▸ **TASK**
The records that follow must be repeated verbatim, every one of them.

▸ **DATASET EXTRACT**
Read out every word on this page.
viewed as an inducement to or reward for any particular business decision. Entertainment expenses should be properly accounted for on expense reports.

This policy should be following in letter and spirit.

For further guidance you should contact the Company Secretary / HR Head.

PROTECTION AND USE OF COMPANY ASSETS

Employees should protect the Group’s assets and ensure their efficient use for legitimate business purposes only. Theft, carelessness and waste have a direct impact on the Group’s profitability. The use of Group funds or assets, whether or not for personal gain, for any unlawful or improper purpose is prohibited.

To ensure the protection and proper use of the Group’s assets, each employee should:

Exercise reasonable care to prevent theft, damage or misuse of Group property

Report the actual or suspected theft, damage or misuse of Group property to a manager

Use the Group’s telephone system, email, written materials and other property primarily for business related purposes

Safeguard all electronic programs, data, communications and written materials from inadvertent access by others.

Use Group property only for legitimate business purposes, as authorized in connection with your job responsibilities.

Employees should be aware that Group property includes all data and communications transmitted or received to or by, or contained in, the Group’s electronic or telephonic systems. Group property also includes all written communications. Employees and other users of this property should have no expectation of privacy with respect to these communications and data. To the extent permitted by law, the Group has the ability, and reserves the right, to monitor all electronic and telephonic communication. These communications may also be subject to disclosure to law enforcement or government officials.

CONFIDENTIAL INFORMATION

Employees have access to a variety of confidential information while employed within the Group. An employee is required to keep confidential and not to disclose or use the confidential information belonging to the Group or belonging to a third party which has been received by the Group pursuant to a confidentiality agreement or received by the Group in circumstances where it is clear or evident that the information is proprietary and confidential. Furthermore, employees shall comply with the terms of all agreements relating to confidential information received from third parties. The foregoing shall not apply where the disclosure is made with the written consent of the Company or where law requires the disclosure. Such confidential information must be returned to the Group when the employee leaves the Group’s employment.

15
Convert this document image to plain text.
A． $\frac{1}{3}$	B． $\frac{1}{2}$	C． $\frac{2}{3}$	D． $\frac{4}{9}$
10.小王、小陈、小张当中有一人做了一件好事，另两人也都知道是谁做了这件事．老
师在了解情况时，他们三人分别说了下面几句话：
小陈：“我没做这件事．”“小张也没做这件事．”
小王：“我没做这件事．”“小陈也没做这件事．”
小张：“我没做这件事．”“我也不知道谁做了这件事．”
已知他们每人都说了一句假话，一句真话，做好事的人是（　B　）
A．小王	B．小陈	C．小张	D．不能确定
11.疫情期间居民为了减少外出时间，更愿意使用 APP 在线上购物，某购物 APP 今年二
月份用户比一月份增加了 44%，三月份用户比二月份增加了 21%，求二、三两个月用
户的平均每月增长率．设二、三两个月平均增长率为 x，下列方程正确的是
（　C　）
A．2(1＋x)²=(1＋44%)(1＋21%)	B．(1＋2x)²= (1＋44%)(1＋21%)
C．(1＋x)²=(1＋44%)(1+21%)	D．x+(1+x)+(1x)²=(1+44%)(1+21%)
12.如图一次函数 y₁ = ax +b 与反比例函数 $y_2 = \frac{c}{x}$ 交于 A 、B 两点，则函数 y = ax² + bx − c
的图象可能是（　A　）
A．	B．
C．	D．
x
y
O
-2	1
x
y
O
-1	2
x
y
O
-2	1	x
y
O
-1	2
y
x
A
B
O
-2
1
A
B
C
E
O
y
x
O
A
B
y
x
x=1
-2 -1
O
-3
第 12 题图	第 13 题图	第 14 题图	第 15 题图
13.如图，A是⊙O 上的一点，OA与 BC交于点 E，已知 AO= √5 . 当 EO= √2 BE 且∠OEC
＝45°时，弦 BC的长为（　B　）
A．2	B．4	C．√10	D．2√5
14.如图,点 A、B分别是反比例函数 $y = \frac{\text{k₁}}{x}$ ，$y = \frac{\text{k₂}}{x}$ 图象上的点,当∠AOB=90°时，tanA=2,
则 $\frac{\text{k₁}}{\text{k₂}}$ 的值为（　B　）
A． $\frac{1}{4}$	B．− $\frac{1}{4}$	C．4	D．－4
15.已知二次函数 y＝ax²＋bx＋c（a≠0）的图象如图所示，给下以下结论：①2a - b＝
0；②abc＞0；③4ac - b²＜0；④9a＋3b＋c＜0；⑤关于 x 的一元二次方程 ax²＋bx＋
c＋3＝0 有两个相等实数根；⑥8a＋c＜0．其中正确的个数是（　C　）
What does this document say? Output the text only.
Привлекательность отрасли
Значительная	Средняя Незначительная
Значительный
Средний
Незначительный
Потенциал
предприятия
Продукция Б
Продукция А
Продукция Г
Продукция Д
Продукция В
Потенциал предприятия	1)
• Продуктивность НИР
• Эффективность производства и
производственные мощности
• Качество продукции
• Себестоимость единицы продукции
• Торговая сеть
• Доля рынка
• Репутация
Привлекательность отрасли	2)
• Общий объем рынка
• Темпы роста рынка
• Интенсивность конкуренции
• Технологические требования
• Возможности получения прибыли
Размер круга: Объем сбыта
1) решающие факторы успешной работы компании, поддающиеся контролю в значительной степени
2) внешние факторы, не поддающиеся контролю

▸ **RESULT OF THIS EXERCISE**
Read out every word on this page.
viewed as an inducement to or reward for any particular business decision. Entertainment expenses should be properly accounted for on expense reports.

This policy should be following in letter and spirit.

For further guidance you should contact the Company Secretary / HR Head.

PROTECTION AND USE OF COMPANY ASSETS

Employees should protect the Group’s assets and ensure their efficient use for legitimate business purposes only. Theft, carelessness and waste have a direct impact on the Group’s profitability. The use of Group funds or assets, whether or not for personal gain, for any unlawful or improper purpose is prohibited.

To ensure the protection and proper use of the Group’s assets, each employee should:

Exercise reasonable care to prevent theft, damage or misuse of Group property

Report the actual or suspected theft, damage or misuse of Group property to a manager

Use the Group’s telephone system, email, written materials and other property primarily for business related purposes

Safeguard all electronic programs, data, communications and written materials from inadvertent access by others.

Use Group property only for legitimate business purposes, as authorized in connection with your job responsibilities.

Employees should be aware that Group property includes all data and communications transmitted or received to or by, or contained in, the Group’s electronic or telephonic systems. Group property also includes all written communications. Employees and other users of this property should have no expectation of privacy with respect to these communications and data. To the extent permitted by law, the Group has the ability, and reserves the right, to monitor all electronic and telephonic communication. These communications may also be subject to disclosure to law enforcement or government officials.

CONFIDENTIAL INFORMATION

Employees have access to a variety of confidential information while employed within the Group. An employee is required to keep confidential and not to disclose or use the confidential information belonging to the Group or belonging to a third party which has been received by the Group pursuant to a confidentiality agreement or received by the Group in circumstances where it is clear or evident that the information is proprietary and confidential. Furthermore, employees shall comply with the terms of all agreements relating to confidential information received from third parties. The foregoing shall not apply where the disclosure is made with the written consent of the Company or where law requires the disclosure. Such confidential information must be returned to the Group when the employee leaves the Group’s employment.

15
Convert this document image to plain text.
A． $\frac{1}{3}$	B． $\frac{1}{2}$	C． $\frac{2}{3}$	D． $\frac{4}{9}$
10.小王、小陈、小张当中有一人做了一件好事，另两人也都知道是谁做了这件事．老
师在了解情况时，他们三人分别说了下面几句话：
小陈：“我没做这件事．”“小张也没做这件事．”
小王：“我没做这件事．”“小陈也没做这件事．”
小张：“我没做这件事．”“我也不知道谁做了这件事．”
已知他们每人都说了一句假话，一句真话，做好事的人是（　B　）
A．小王	B．小陈	C．小张	D．不能确定
11.疫情期间居民为了减少外出时间，更愿意使用 APP 在线上购物，某购物 APP 今年二
月份用户比一月份增加了 44%，三月份用户比二月份增加了 21%，求二、三两个月用
户的平均每月增长率．设二、三两个月平均增长率为 x，下列方程正确的是
（　C　）
A．2(1＋x)²=(1＋44%)(1＋21%)	B．(1＋2x)²= (1＋44%)(1＋21%)
C．(1＋x)²=(1＋44%)(1+21%)	D．x+(1+x)+(1x)²=(1+44%)(1+21%)
12.如图一次函数 y₁ = ax +b 与反比例函数 $y_2 = \frac{c}{x}$ 交于 A 、B 两点，则函数 y = ax² + bx − c
的图象可能是（　A　）
A．	B．
C．	D．
x
y
O
-2	1
x
y
O
-1	2
x
y
O
-2	1	x
y
O
-1	2
y
x
A
B
O
-2
1
A
B
C
E
O
y
x
O
A
B
y
x
x=1
-2 -1
O
-3
第 12 题图	第 13 题图	第 14 题图	第 15 题图
13.如图，A是⊙O 上的一点，OA与 BC交于点 E，已知 AO= √5 . 当 EO= √2 BE 且∠OEC
＝45°时，弦 BC的长为（　B　）
A．2	B．4	C．√10	D．2√5
14.如图,点 A、B分别是反比例函数 $y = \frac{\text{k₁}}{x}$ ，$y = \frac{\text{k₂}}{x}$ 图象上的点,当∠AOB=90°时，tanA=2,
则 $\frac{\text{k₁}}{\text{k₂}}$ 的值为（　B　）
A． $\frac{1}{4}$	B．− $\frac{1}{4}$	C．4	D．－4
15.已知二次函数 y＝ax²＋bx＋c（a≠0）的图象如图所示，给下以下结论：①2a - b＝
0；②abc＞0；③4ac - b²＜0；④9a＋3b＋c＜0；⑤关于 x 的一元二次方程 ax²＋bx＋
c＋3＝0 有两个相等实数根；⑥8a＋c＜0．其中正确的个数是（　C　）
What does this document say? Output the text only.
Привлекательность отрасли
Значительная	Средняя Незначительная
Значительный
Средний
Незначительный
Потенциал
предприятия
Продукция Б
Продукция А
Продукция Г
Продукция Д
Продукция В
Потенциал предприятия	1)
• Продуктивность НИР
• Эффективность производства и
производственные мощности
• Качество продукции
• Себестоимость единицы продукции
• Торговая сеть
• Доля рынка
• Репутация
Привлекательность отрасли	2)
• Общий объем рынка
• Темпы роста рынка
• Интенсивность конкуренции
• Технологические требования
• Возможности получения прибыли
Размер круга: Объем сбыта
1) решающие факторы успешной работы компании, поддающиеся контролю в значительной степени
2) внешние факторы, не поддающиеся контролю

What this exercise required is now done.